● Aim
Identify the lines that contain the string "posterior" and copy all of them.

● Provided records
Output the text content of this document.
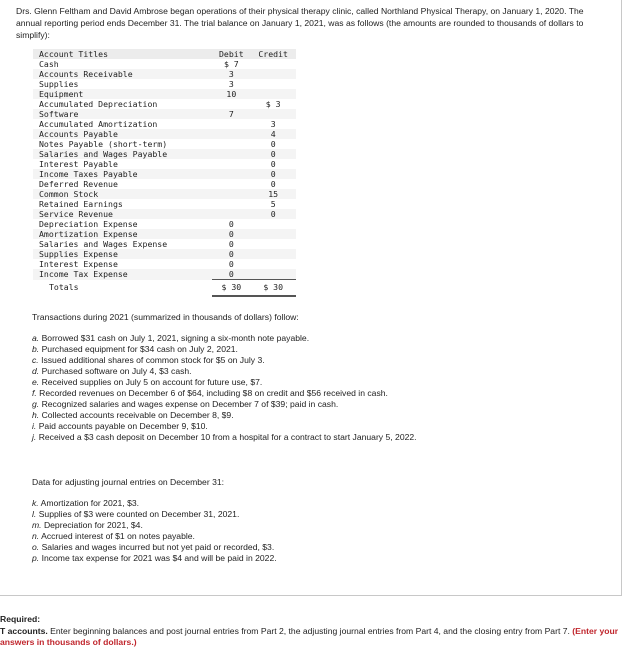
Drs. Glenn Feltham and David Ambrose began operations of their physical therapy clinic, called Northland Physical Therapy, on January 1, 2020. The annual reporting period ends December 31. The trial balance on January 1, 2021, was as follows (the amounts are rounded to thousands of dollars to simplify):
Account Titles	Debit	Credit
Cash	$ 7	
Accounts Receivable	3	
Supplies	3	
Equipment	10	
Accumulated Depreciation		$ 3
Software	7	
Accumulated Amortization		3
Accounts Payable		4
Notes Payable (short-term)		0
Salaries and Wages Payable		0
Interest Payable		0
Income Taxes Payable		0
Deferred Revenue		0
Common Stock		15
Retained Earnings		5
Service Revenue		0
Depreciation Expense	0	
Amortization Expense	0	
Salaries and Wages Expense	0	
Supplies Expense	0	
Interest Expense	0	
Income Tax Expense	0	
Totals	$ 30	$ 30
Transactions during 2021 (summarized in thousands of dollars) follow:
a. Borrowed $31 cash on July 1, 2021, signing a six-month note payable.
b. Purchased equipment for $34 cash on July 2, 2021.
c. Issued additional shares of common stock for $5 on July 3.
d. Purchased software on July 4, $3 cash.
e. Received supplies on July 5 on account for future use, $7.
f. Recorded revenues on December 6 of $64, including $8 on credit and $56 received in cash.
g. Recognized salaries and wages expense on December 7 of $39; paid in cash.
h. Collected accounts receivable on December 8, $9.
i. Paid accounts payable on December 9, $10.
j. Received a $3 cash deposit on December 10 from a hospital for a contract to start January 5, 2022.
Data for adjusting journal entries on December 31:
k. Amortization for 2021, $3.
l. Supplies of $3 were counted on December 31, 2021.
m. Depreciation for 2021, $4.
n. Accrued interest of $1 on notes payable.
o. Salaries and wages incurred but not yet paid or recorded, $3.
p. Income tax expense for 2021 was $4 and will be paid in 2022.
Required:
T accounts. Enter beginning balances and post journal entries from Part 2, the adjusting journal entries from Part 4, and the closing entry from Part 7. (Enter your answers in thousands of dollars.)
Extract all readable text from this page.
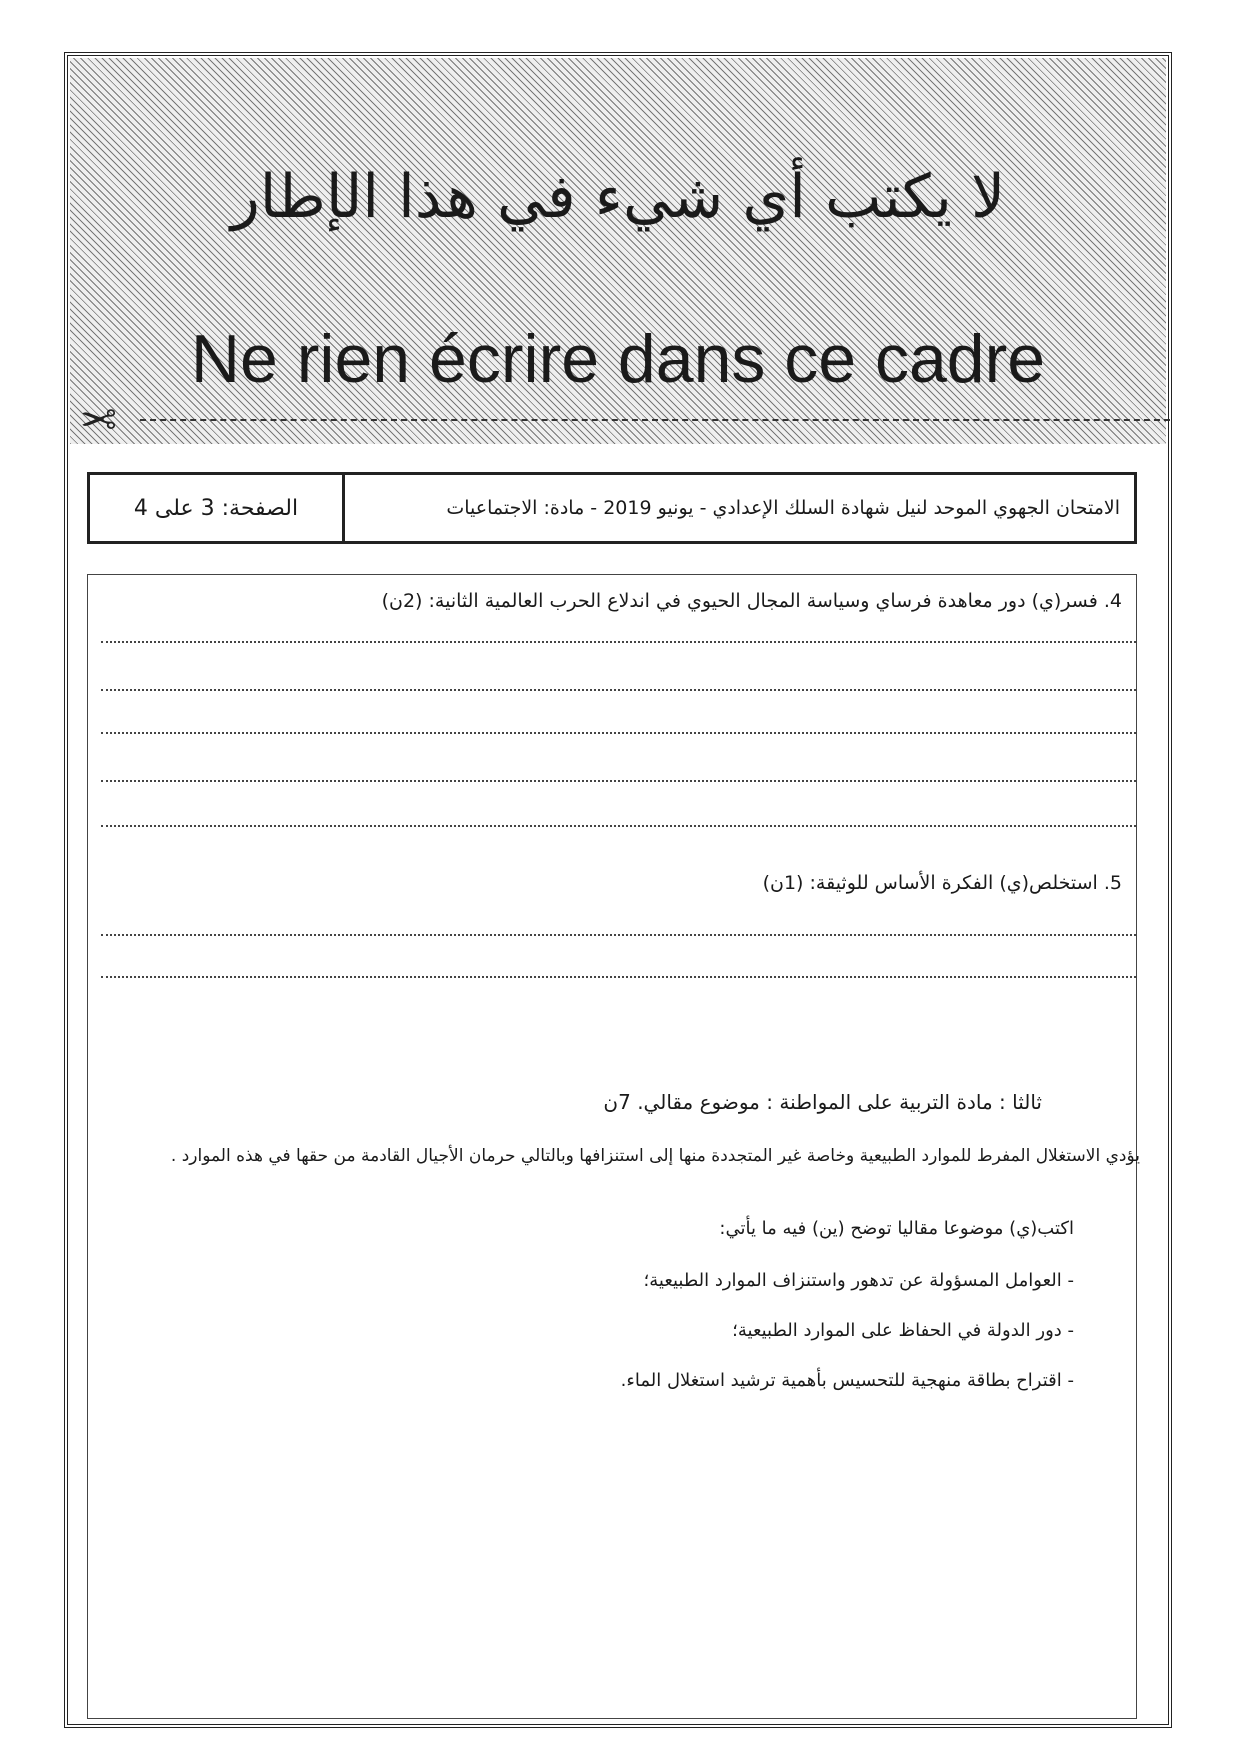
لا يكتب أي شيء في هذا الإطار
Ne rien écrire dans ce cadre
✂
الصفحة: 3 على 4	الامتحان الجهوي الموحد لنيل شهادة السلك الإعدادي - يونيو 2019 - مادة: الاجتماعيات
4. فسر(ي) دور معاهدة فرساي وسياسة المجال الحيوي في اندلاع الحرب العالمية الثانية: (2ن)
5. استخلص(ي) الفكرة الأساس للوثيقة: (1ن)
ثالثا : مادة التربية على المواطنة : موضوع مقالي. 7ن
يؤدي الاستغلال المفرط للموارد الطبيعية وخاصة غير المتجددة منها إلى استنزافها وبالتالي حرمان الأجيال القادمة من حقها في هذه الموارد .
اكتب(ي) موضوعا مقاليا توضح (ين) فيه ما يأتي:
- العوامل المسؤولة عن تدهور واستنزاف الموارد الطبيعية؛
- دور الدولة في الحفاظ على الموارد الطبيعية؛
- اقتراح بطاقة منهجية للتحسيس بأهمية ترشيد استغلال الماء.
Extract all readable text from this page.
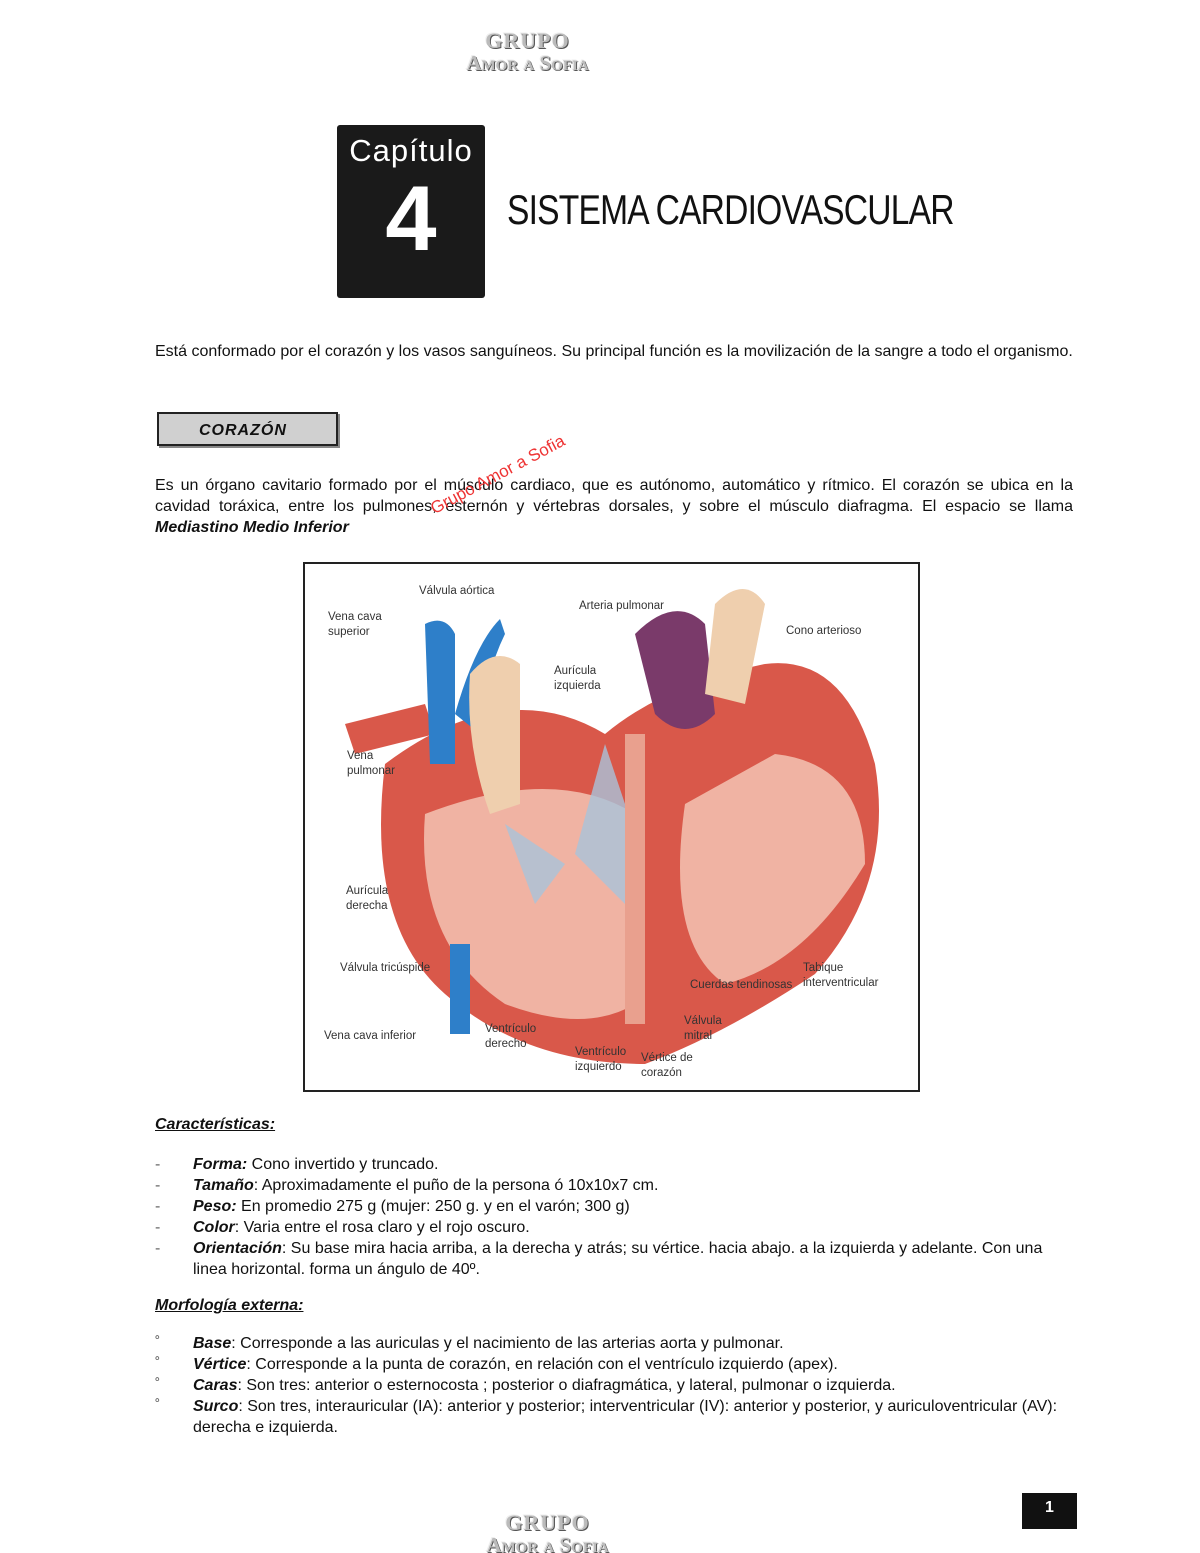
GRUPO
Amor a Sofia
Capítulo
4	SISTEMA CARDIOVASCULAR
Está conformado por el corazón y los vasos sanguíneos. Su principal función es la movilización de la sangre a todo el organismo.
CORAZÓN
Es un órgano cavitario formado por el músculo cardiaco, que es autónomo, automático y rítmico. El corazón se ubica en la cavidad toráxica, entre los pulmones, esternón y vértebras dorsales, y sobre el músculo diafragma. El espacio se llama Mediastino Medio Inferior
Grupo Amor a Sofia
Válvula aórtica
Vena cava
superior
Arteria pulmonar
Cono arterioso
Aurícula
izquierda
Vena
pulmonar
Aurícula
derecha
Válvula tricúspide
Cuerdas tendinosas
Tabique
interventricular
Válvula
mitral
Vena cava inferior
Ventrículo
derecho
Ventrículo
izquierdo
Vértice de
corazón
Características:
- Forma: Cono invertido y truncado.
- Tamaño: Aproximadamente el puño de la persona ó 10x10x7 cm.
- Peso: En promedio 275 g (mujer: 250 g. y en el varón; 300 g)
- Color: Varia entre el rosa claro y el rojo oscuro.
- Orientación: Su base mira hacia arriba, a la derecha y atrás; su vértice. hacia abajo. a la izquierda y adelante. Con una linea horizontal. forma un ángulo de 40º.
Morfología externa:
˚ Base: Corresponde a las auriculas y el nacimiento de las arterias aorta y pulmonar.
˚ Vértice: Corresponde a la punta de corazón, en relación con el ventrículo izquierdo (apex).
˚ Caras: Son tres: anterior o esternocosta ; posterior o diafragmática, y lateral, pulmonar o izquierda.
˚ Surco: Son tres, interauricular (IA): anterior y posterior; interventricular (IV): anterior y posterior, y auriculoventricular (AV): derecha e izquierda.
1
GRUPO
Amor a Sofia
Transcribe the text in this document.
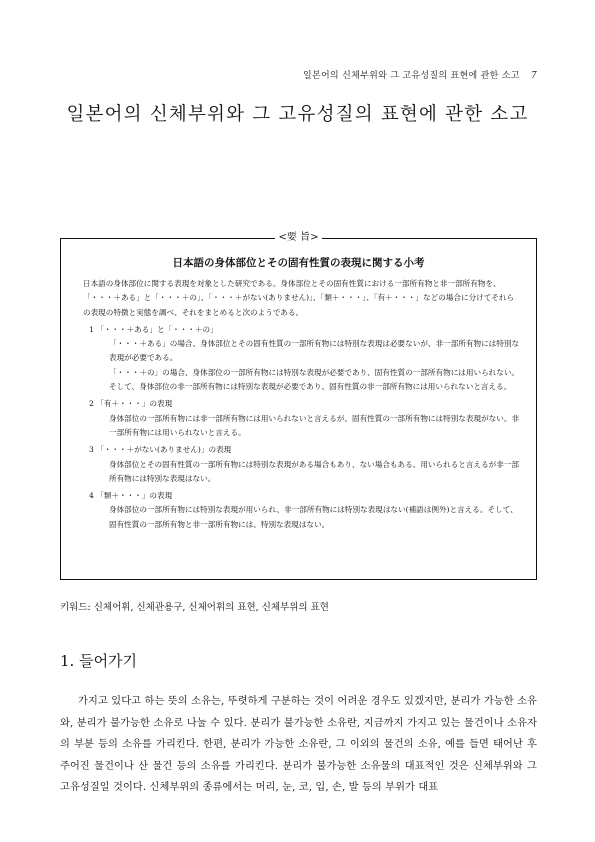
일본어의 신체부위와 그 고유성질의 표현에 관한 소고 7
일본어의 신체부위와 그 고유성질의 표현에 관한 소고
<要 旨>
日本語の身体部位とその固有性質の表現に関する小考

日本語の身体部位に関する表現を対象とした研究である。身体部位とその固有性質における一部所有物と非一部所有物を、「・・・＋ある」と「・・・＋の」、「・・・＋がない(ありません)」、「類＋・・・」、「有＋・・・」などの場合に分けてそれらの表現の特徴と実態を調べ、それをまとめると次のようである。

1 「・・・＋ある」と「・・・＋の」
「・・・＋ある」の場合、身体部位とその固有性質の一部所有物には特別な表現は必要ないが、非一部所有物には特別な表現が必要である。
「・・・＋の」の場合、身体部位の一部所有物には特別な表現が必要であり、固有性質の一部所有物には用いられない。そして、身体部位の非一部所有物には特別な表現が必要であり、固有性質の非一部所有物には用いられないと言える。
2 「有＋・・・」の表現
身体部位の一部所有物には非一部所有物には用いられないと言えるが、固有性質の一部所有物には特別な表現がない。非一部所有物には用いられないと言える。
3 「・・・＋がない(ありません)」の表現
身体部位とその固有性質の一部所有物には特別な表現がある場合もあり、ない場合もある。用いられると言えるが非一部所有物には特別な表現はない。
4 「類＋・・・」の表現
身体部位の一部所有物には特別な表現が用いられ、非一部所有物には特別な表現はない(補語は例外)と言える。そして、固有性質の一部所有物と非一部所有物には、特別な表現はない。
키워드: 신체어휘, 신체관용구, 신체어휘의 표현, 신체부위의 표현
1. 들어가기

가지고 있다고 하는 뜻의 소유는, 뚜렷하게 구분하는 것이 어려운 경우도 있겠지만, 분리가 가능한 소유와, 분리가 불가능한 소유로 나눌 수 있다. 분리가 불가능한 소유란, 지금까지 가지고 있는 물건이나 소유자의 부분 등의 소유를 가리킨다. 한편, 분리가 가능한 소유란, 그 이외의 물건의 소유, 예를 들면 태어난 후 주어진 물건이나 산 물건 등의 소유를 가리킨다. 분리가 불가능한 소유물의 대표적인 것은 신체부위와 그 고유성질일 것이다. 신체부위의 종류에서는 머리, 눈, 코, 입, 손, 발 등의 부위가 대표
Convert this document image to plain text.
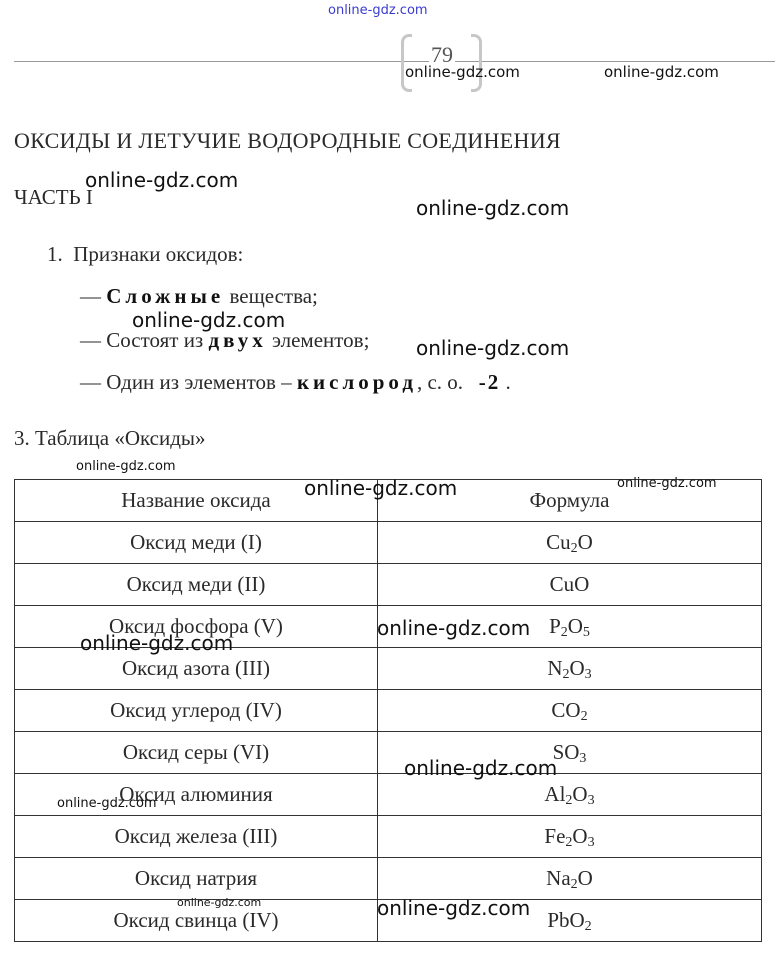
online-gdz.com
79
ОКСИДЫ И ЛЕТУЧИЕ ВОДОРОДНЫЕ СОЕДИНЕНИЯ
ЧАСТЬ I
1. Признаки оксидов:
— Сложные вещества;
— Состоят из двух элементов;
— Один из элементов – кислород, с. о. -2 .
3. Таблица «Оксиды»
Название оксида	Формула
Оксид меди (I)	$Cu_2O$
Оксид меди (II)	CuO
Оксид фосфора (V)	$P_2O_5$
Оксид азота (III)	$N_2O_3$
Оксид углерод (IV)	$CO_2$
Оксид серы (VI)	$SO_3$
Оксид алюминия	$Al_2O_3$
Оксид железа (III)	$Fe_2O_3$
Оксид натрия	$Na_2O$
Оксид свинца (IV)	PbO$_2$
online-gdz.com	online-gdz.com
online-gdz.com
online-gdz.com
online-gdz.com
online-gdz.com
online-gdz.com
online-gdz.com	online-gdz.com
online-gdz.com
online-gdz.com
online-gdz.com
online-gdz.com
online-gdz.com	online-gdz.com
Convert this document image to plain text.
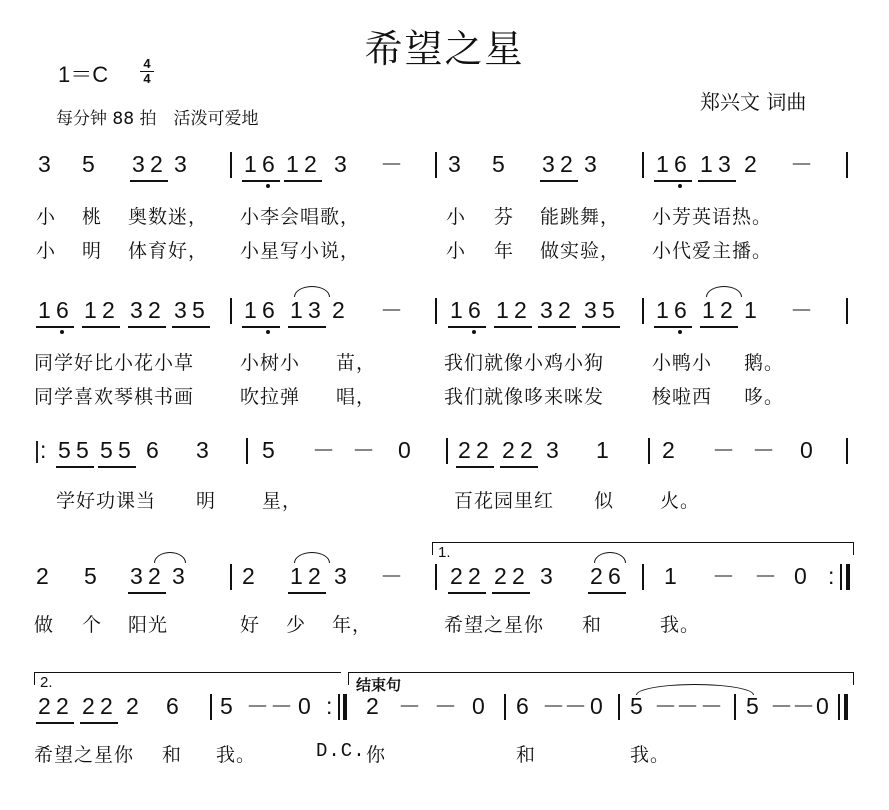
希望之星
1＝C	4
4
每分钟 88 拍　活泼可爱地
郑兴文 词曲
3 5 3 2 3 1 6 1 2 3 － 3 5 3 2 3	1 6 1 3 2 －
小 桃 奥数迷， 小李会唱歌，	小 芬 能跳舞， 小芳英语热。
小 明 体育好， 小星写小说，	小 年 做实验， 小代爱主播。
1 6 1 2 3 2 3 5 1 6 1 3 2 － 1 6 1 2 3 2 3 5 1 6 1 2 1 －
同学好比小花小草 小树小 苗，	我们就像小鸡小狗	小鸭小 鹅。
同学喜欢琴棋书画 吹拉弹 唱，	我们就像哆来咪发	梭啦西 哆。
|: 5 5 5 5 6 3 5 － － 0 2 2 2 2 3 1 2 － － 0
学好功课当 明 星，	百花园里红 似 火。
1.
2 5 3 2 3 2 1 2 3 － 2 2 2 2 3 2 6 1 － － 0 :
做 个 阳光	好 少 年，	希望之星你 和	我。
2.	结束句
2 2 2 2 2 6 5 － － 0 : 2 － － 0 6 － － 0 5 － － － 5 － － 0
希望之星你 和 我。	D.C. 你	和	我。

● Written solution
˚ Caras: Son tres: anterior o esternocosta ; posterior o diafragmática, y lateral, pulmonar o izquierda.
˚ Surco: Son tres, interauricular (IA): anterior y posterior; interventricular (IV): anterior y posterior, y auriculoventricular (AV): derecha e izquierda.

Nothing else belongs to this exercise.